Data records
——

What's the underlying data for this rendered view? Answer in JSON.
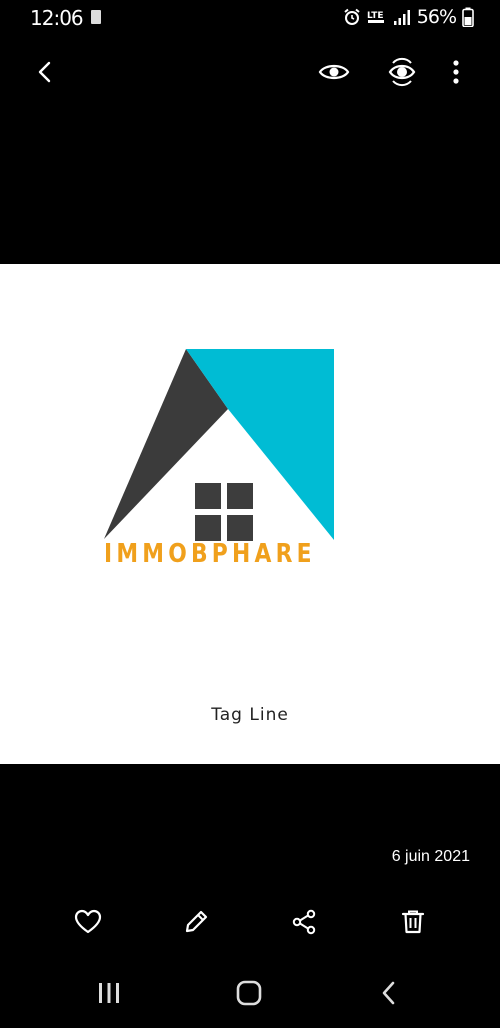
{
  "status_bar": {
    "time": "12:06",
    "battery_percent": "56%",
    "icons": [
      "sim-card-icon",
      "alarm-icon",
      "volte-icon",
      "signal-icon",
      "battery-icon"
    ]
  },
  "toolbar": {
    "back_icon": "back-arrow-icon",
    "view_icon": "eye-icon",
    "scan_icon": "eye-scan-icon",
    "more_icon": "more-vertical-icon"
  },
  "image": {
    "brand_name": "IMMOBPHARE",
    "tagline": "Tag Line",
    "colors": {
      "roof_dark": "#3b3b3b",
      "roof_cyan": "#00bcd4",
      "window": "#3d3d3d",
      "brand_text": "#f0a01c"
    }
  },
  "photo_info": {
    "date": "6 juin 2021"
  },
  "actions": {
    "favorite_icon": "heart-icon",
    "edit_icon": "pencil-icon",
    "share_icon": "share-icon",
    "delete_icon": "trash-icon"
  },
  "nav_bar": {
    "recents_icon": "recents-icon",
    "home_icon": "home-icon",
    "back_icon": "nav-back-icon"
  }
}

——

### Task brief
Reproduce every line precisely as given, omitting all pictures.

### Result of this task
What's the underlying data for this rendered view? Answer in JSON.
{
  "status_bar": {
    "time": "12:06",
    "battery_percent": "56%",
    "icons": [
      "sim-card-icon",
      "alarm-icon",
      "volte-icon",
      "signal-icon",
      "battery-icon"
    ]
  },
  "toolbar": {
    "back_icon": "back-arrow-icon",
    "view_icon": "eye-icon",
    "scan_icon": "eye-scan-icon",
    "more_icon": "more-vertical-icon"
  },
  "image": {
    "brand_name": "IMMOBPHARE",
    "tagline": "Tag Line",
    "colors": {
      "roof_dark": "#3b3b3b",
      "roof_cyan": "#00bcd4",
      "window": "#3d3d3d",
      "brand_text": "#f0a01c"
    }
  },
  "photo_info": {
    "date": "6 juin 2021"
  },
  "actions": {
    "favorite_icon": "heart-icon",
    "edit_icon": "pencil-icon",
    "share_icon": "share-icon",
    "delete_icon": "trash-icon"
  },
  "nav_bar": {
    "recents_icon": "recents-icon",
    "home_icon": "home-icon",
    "back_icon": "nav-back-icon"
  }
}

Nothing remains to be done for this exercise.